- Input material
** begin **
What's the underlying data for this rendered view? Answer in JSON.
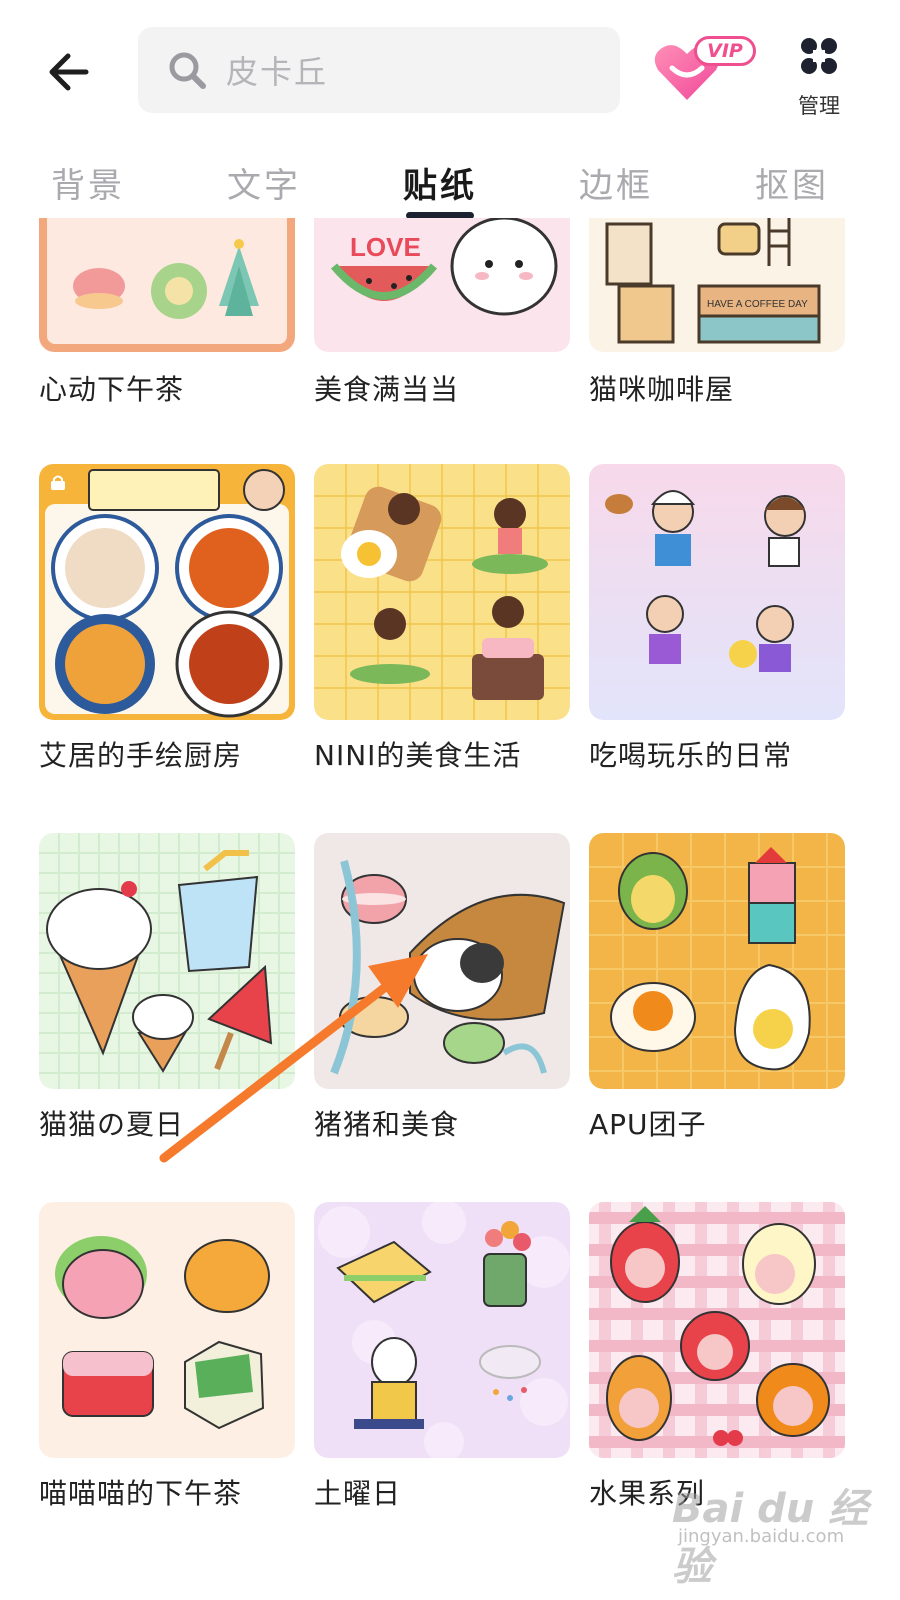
{
  "header": {
    "search_placeholder": "皮卡丘",
    "vip_badge": "VIP",
    "manage_label": "管理"
  },
  "tabs": [
    {
      "label": "背景",
      "active": false
    },
    {
      "label": "文字",
      "active": false
    },
    {
      "label": "贴纸",
      "active": true
    },
    {
      "label": "边框",
      "active": false
    },
    {
      "label": "抠图",
      "active": false
    }
  ],
  "sticker_packs": [
    {
      "title": "心动下午茶",
      "thumb_bg": "#fde9df",
      "thumb_accent": "#f3a77d"
    },
    {
      "title": "美食满当当",
      "thumb_bg": "#fbe4ec",
      "thumb_accent": "#e25a5a"
    },
    {
      "title": "猫咪咖啡屋",
      "thumb_bg": "#fbf3e6",
      "thumb_accent": "#5a4a3a"
    },
    {
      "title": "艾居的手绘厨房",
      "thumb_bg": "#f7b43a",
      "thumb_accent": "#e0601e",
      "locked": true
    },
    {
      "title": "NINI的美食生活",
      "thumb_bg": "#fbe08a",
      "thumb_accent": "#f0c64a"
    },
    {
      "title": "吃喝玩乐的日常",
      "thumb_bg": "#e9e3fb",
      "thumb_accent": "#f4d3e6"
    },
    {
      "title": "猫猫の夏日",
      "thumb_bg": "#e8f6e4",
      "thumb_accent": "#f2c6c6"
    },
    {
      "title": "猪猪和美食",
      "thumb_bg": "#f0e8e6",
      "thumb_accent": "#c6883e"
    },
    {
      "title": "APU团子",
      "thumb_bg": "#f4b548",
      "thumb_accent": "#f7c868"
    },
    {
      "title": "喵喵喵的下午茶",
      "thumb_bg": "#fdefe3",
      "thumb_accent": "#f5a3b4"
    },
    {
      "title": "土曜日",
      "thumb_bg": "#efe0f7",
      "thumb_accent": "#f7d46c"
    },
    {
      "title": "水果系列",
      "thumb_bg": "#fbeaf0",
      "thumb_accent": "#e55a7a"
    }
  ],
  "overlay": {
    "arrow_color": "#f57a2c"
  },
  "watermark": {
    "brand": "Bai du 经验",
    "url": "jingyan.baidu.com"
  }
}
** end **
- Task to carry out
Leave out the pictures and retype every line above exactly.

- Task solution
What's the underlying data for this rendered view? Answer in JSON.
{
  "header": {
    "search_placeholder": "皮卡丘",
    "vip_badge": "VIP",
    "manage_label": "管理"
  },
  "tabs": [
    {
      "label": "背景",
      "active": false
    },
    {
      "label": "文字",
      "active": false
    },
    {
      "label": "贴纸",
      "active": true
    },
    {
      "label": "边框",
      "active": false
    },
    {
      "label": "抠图",
      "active": false
    }
  ],
  "sticker_packs": [
    {
      "title": "心动下午茶",
      "thumb_bg": "#fde9df",
      "thumb_accent": "#f3a77d"
    },
    {
      "title": "美食满当当",
      "thumb_bg": "#fbe4ec",
      "thumb_accent": "#e25a5a"
    },
    {
      "title": "猫咪咖啡屋",
      "thumb_bg": "#fbf3e6",
      "thumb_accent": "#5a4a3a"
    },
    {
      "title": "艾居的手绘厨房",
      "thumb_bg": "#f7b43a",
      "thumb_accent": "#e0601e",
      "locked": true
    },
    {
      "title": "NINI的美食生活",
      "thumb_bg": "#fbe08a",
      "thumb_accent": "#f0c64a"
    },
    {
      "title": "吃喝玩乐的日常",
      "thumb_bg": "#e9e3fb",
      "thumb_accent": "#f4d3e6"
    },
    {
      "title": "猫猫の夏日",
      "thumb_bg": "#e8f6e4",
      "thumb_accent": "#f2c6c6"
    },
    {
      "title": "猪猪和美食",
      "thumb_bg": "#f0e8e6",
      "thumb_accent": "#c6883e"
    },
    {
      "title": "APU团子",
      "thumb_bg": "#f4b548",
      "thumb_accent": "#f7c868"
    },
    {
      "title": "喵喵喵的下午茶",
      "thumb_bg": "#fdefe3",
      "thumb_accent": "#f5a3b4"
    },
    {
      "title": "土曜日",
      "thumb_bg": "#efe0f7",
      "thumb_accent": "#f7d46c"
    },
    {
      "title": "水果系列",
      "thumb_bg": "#fbeaf0",
      "thumb_accent": "#e55a7a"
    }
  ],
  "overlay": {
    "arrow_color": "#f57a2c"
  },
  "watermark": {
    "brand": "Bai du 经验",
    "url": "jingyan.baidu.com"
  }
}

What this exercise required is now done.